-------- DATA FOR THIS TASK
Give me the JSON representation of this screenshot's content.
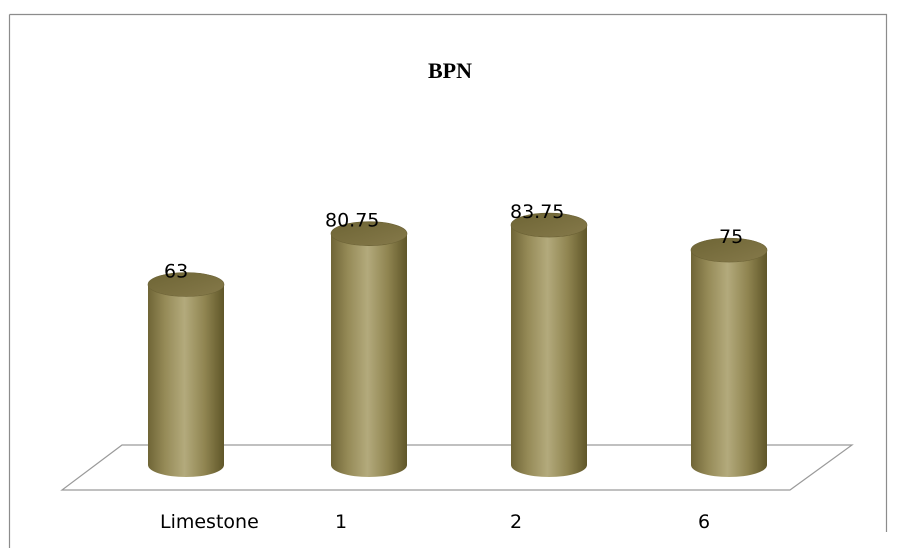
{
  "chart_data": {
    "type": "bar",
    "title": "BPN",
    "categories": [
      "Limestone",
      "1",
      "2",
      "6"
    ],
    "values": [
      63,
      80.75,
      83.75,
      75
    ],
    "value_labels": [
      "63",
      "80.75",
      "83.75",
      "75"
    ],
    "xlabel": "",
    "ylabel": "",
    "grid": false,
    "legend": "none",
    "bar_color": "#8e8452",
    "bar_style": "3d-cylinder"
  }
}
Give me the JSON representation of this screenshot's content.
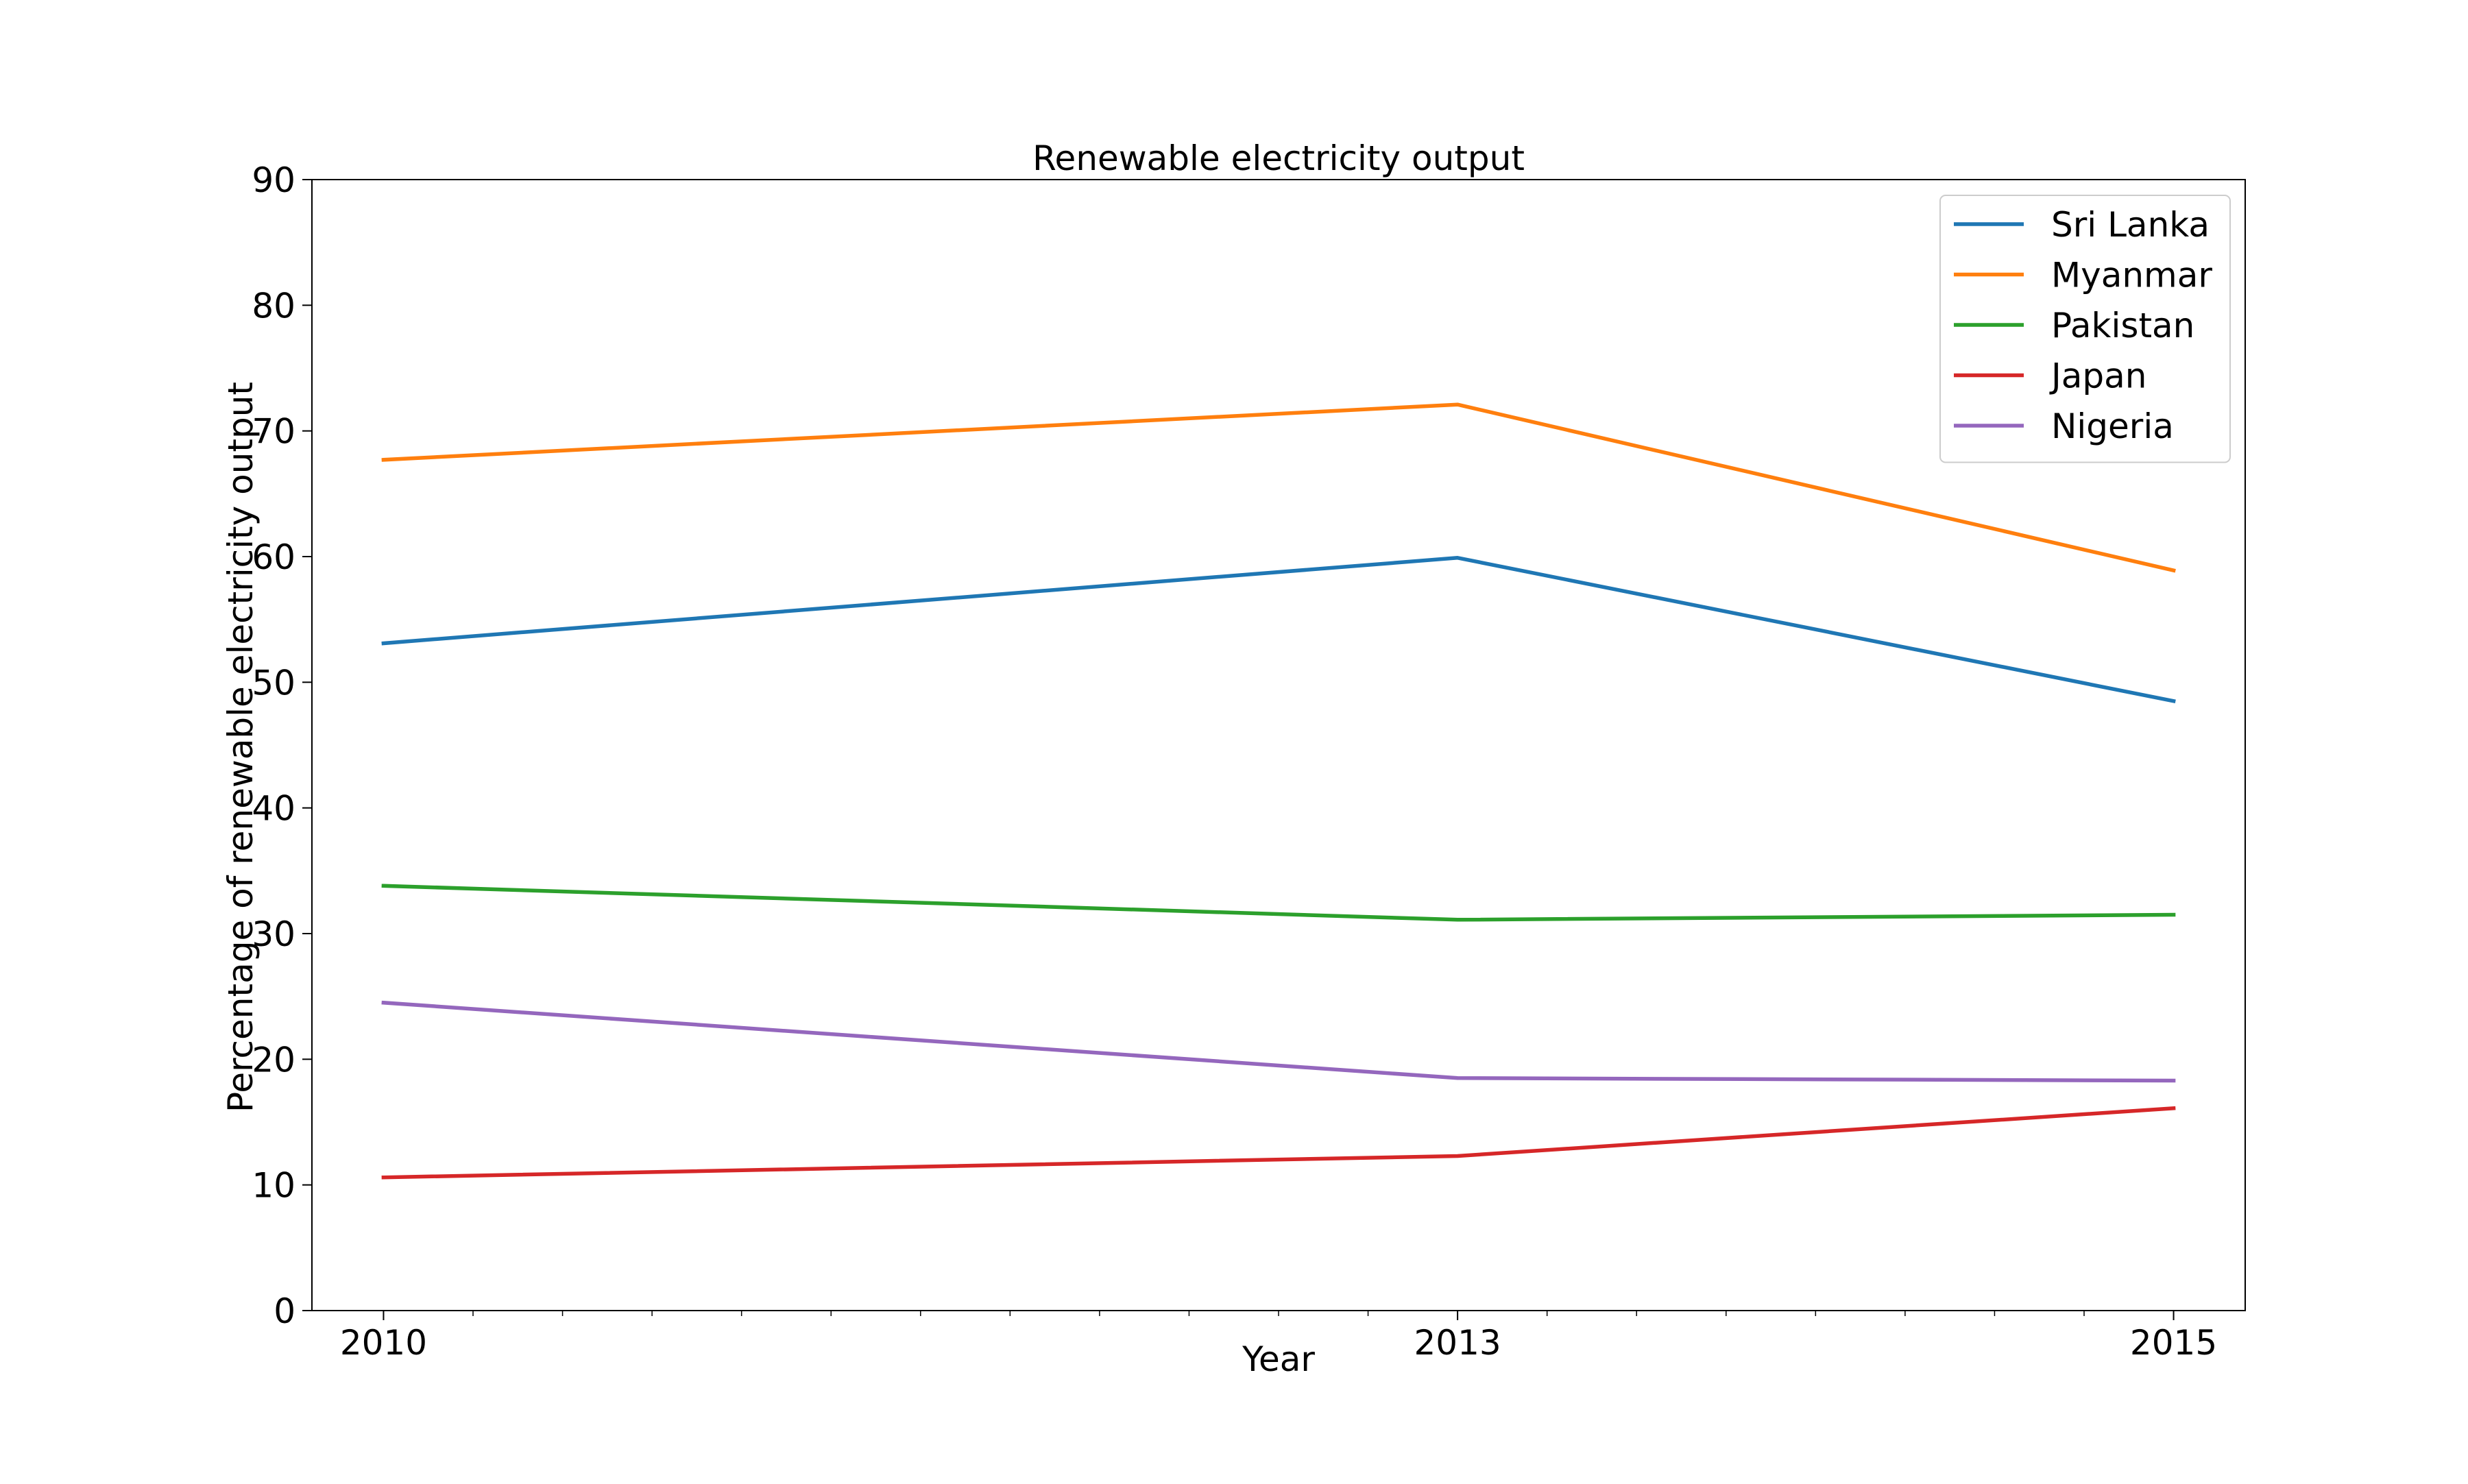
{
  "chart_data": {
    "type": "line",
    "title": "Renewable electricity output",
    "xlabel": "Year",
    "ylabel": "Percentage of renewable electricity output",
    "x": [
      2010,
      2013,
      2015
    ],
    "xticks": [
      "2010",
      "2013",
      "2015"
    ],
    "xlim": [
      2009.8,
      2015.2
    ],
    "ylim": [
      0,
      90
    ],
    "yticks": [
      0,
      10,
      20,
      30,
      40,
      50,
      60,
      70,
      80,
      90
    ],
    "grid": false,
    "legend": {
      "placement": "top-right"
    },
    "series": [
      {
        "name": "Sri Lanka",
        "color": "#1f77b4",
        "values": [
          53.1,
          59.9,
          48.5
        ]
      },
      {
        "name": "Myanmar",
        "color": "#ff7f0e",
        "values": [
          67.7,
          72.1,
          58.9
        ]
      },
      {
        "name": "Pakistan",
        "color": "#2ca02c",
        "values": [
          33.8,
          31.1,
          31.5
        ]
      },
      {
        "name": "Japan",
        "color": "#d62728",
        "values": [
          10.6,
          12.3,
          16.1
        ]
      },
      {
        "name": "Nigeria",
        "color": "#9467bd",
        "values": [
          24.5,
          18.5,
          18.3
        ]
      }
    ]
  }
}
----------------
### TASK STATEMENT
Select every line where the word "output" occurs.

### CORRECT RESULT
    "title": "Renewable electricity output",
    "ylabel": "Percentage of renewable electricity output",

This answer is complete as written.